REQUIREMENTS> Retype, exactly and with nothing added, the lines from the one showing "Read this page and output its text content." through the final line of the material. Omit pictures.

Raw records>
****************************************
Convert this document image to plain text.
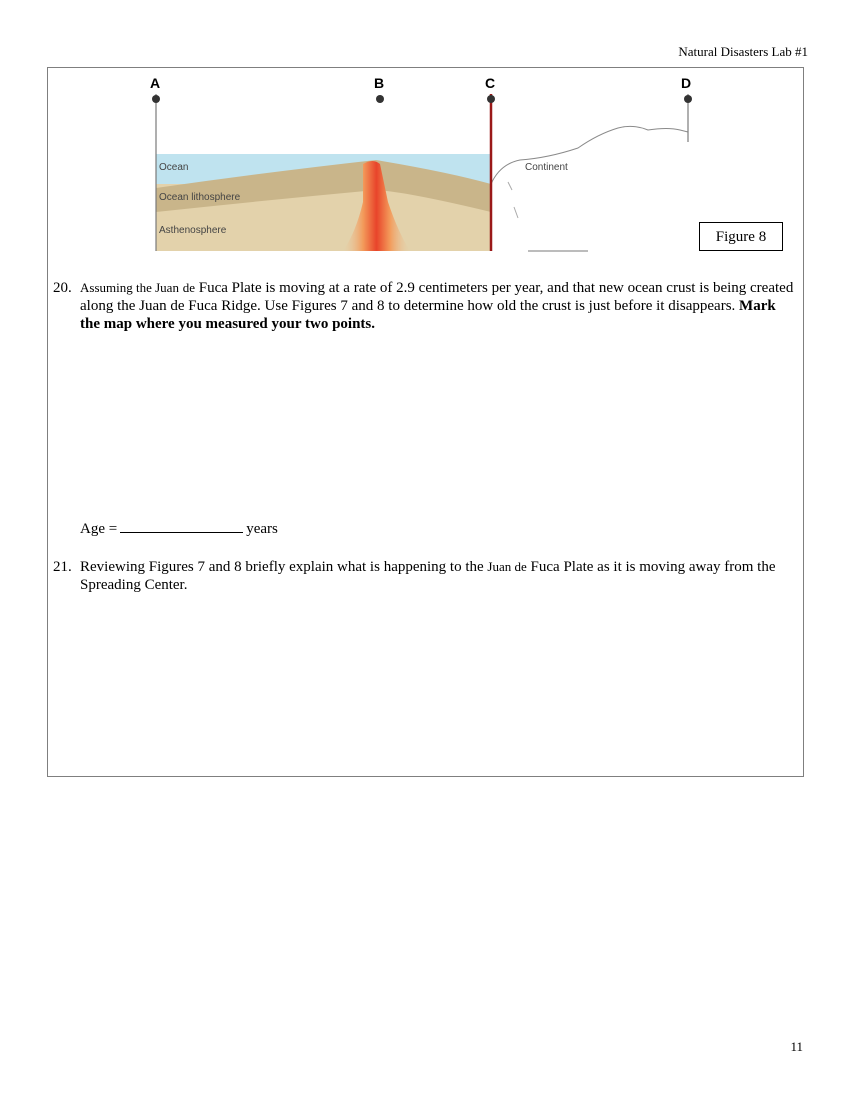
Natural Disasters Lab #1
A	B	C	D
Ocean
Ocean lithosphere
Asthenosphere
Continent
Figure 8
20. Assuming the Juan de Fuca Plate is moving at a rate of 2.9 centimeters per year, and that new ocean crust is being created along the Juan de Fuca Ridge. Use Figures 7 and 8 to determine how old the crust is just before it disappears. Mark the map where you measured your two points.
Age =	years
21. Reviewing Figures 7 and 8 briefly explain what is happening to the Juan de Fuca Plate as it is moving away from the Spreading Center.
11
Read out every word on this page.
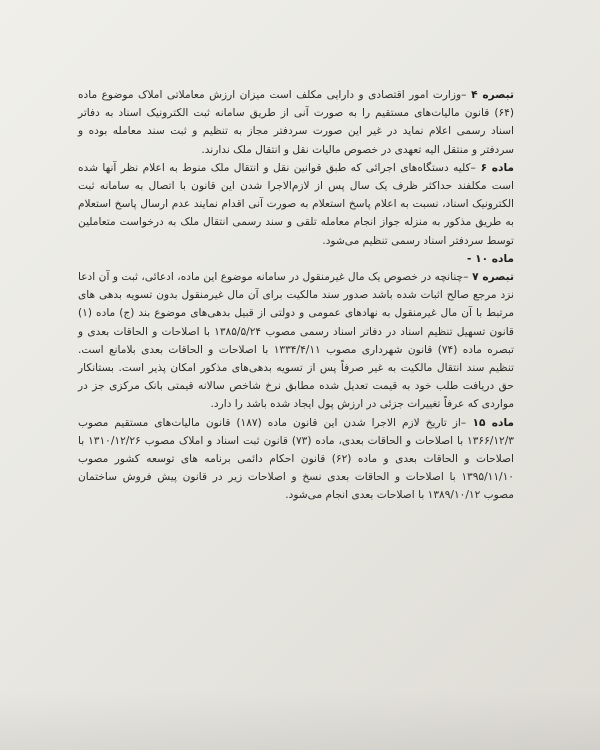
تبصره ۴ –وزارت امور اقتصادی و دارایی مکلف است میزان ارزش معاملاتی املاک موضوع ماده (۶۴) قانون مالیات‌های مستقیم را به صورت آنی از طریق سامانه ثبت الکترونیک اسناد به دفاتر اسناد رسمی اعلام نماید در غیر این صورت سردفتر مجاز به تنظیم و ثبت سند معامله بوده و سردفتر و منتقل الیه تعهدی در خصوص مالیات نقل و انتقال ملک ندارند.

ماده ۶ –کلیه دستگاه‌های اجرائی که طبق قوانین نقل و انتقال ملک منوط به اعلام نظر آنها شده است مکلفند حداکثر ظرف یک سال پس از لازم‌الاجرا شدن این قانون با اتصال به سامانه ثبت الکترونیک اسناد، نسبت به اعلام پاسخ استعلام به صورت آنی اقدام نمایند عدم ارسال پاسخ استعلام به طریق مذکور به منزله جواز انجام معامله تلقی و سند رسمی انتقال ملک به درخواست متعاملین توسط سردفتر اسناد رسمی تنظیم می‌شود.

ماده ۱۰ -

تبصره ۷ –چنانچه در خصوص یک مال غیرمنقول در سامانه موضوع این ماده، ادعائی، ثبت و آن ادعا نزد مرجع صالح اثبات شده باشد صدور سند مالکیت برای آن مال غیرمنقول بدون تسویه بدهی های مرتبط با آن مال غیرمنقول به نهادهای عمومی و دولتی از قبیل بدهی‌های موضوع بند (ج) ماده (۱) قانون تسهیل تنظیم اسناد در دفاتر اسناد رسمی مصوب ۱۳۸۵/۵/۲۴ با اصلاحات و الحاقات بعدی و تبصره ماده (۷۴) قانون شهرداری مصوب ۱۳۳۴/۴/۱۱ با اصلاحات و الحاقات بعدی بلامانع است. تنظیم سند انتقال مالکیت به غیر صرفاً پس از تسویه بدهی‌های مذکور امکان پذیر است. بستانکار حق دریافت طلب خود به قیمت تعدیل شده مطابق نرخ شاخص سالانه قیمتی بانک مرکزی جز در مواردی که عرفاً تغییرات جزئی در ارزش پول ایجاد شده باشد را دارد.

ماده ۱۵ –از تاریخ لازم الاجرا شدن این قانون ماده (۱۸۷) قانون مالیات‌های مستقیم مصوب ۱۳۶۶/۱۲/۳ با اصلاحات و الحاقات بعدی، ماده (۷۳) قانون ثبت اسناد و املاک مصوب ۱۳۱۰/۱۲/۲۶ با اصلاحات و الحاقات بعدی و ماده (۶۲) قانون احکام دائمی برنامه های توسعه کشور مصوب ۱۳۹۵/۱۱/۱۰ با اصلاحات و الحاقات بعدی نسخ و اصلاحات زیر در قانون پیش فروش ساختمان مصوب ۱۳۸۹/۱۰/۱۲ با اصلاحات بعدی انجام می‌شود.
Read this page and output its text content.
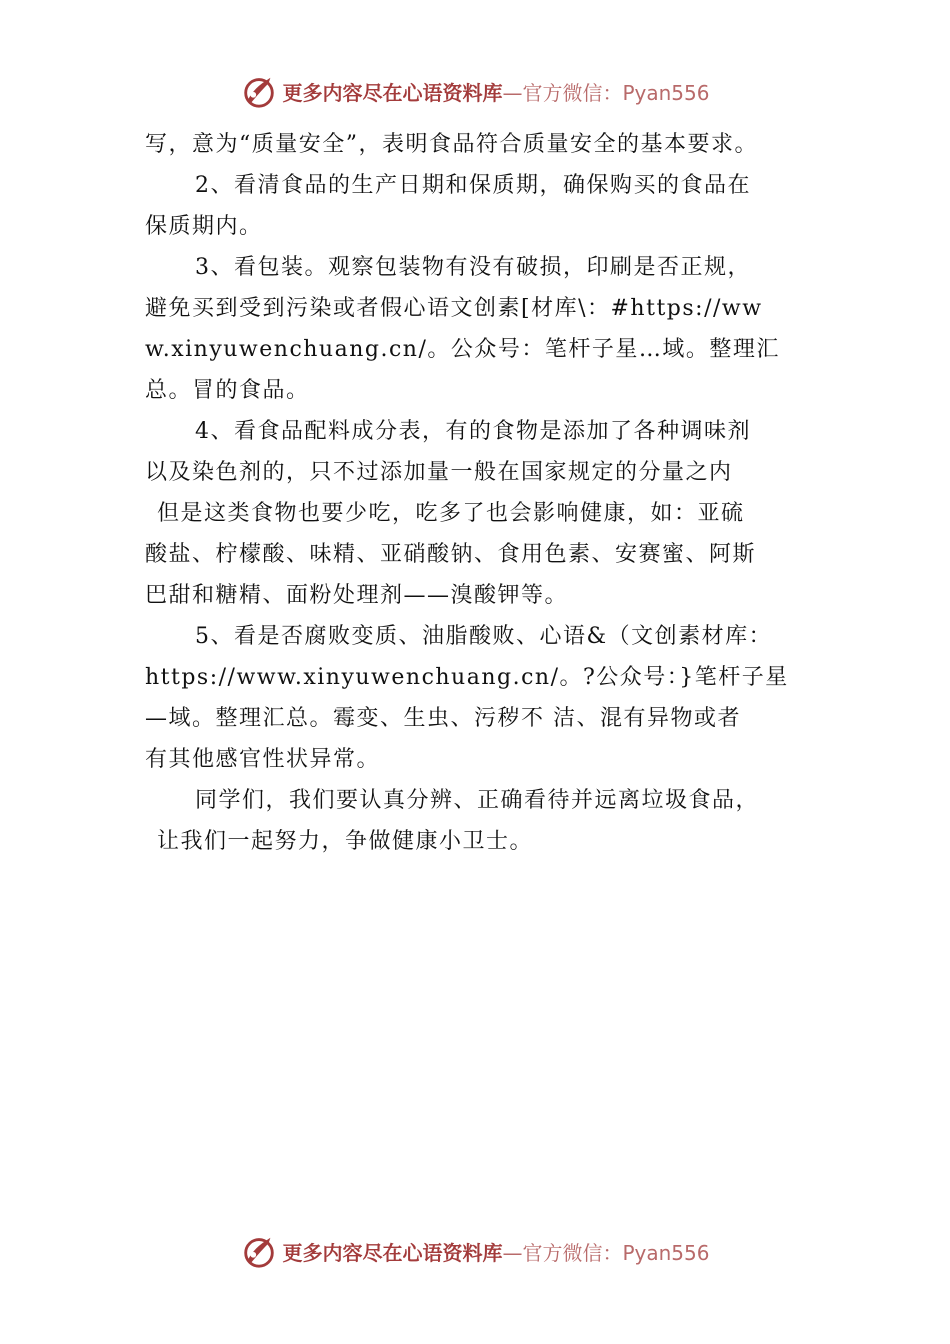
更多内容尽在心语资料库—官方微信：Pyan556
写，意为“质量安全”，表明食品符合质量安全的基本要求。
2、看清食品的生产日期和保质期，确保购买的食品在
保质期内。
3、看包装。观察包装物有没有破损，印刷是否正规，
避免买到受到污染或者假心语文创素[材库\：#https://ww
w.xinyuwenchuang.cn/。公众号：笔杆子星…域。整理汇
总。冒的食品。
4、看食品配料成分表，有的食物是添加了各种调味剂
以及染色剂的，只不过添加量一般在国家规定的分量之内
但是这类食物也要少吃，吃多了也会影响健康，如：亚硫
酸盐、柠檬酸、味精、亚硝酸钠、食用色素、安赛蜜、阿斯
巴甜和糖精、面粉处理剂——溴酸钾等。
5、看是否腐败变质、油脂酸败、心语&（文创素材库：
https://www.xinyuwenchuang.cn/。?公众号：}笔杆子星
—域。整理汇总。霉变、生虫、污秽不 洁、混有异物或者
有其他感官性状异常。
同学们，我们要认真分辨、正确看待并远离垃圾食品，
让我们一起努力，争做健康小卫士。
更多内容尽在心语资料库—官方微信：Pyan556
****************************************
FULL OUTPUT>
Read this page and output its text content.
更多内容尽在心语资料库—官方微信：Pyan556
写，意为“质量安全”，表明食品符合质量安全的基本要求。
2、看清食品的生产日期和保质期，确保购买的食品在
保质期内。
3、看包装。观察包装物有没有破损，印刷是否正规，
避免买到受到污染或者假心语文创素[材库\：#https://ww
w.xinyuwenchuang.cn/。公众号：笔杆子星…域。整理汇
总。冒的食品。
4、看食品配料成分表，有的食物是添加了各种调味剂
以及染色剂的，只不过添加量一般在国家规定的分量之内
但是这类食物也要少吃，吃多了也会影响健康，如：亚硫
酸盐、柠檬酸、味精、亚硝酸钠、食用色素、安赛蜜、阿斯
巴甜和糖精、面粉处理剂——溴酸钾等。
5、看是否腐败变质、油脂酸败、心语&（文创素材库：
https://www.xinyuwenchuang.cn/。?公众号：}笔杆子星
—域。整理汇总。霉变、生虫、污秽不 洁、混有异物或者
有其他感官性状异常。
同学们，我们要认真分辨、正确看待并远离垃圾食品，
让我们一起努力，争做健康小卫士。
更多内容尽在心语资料库—官方微信：Pyan556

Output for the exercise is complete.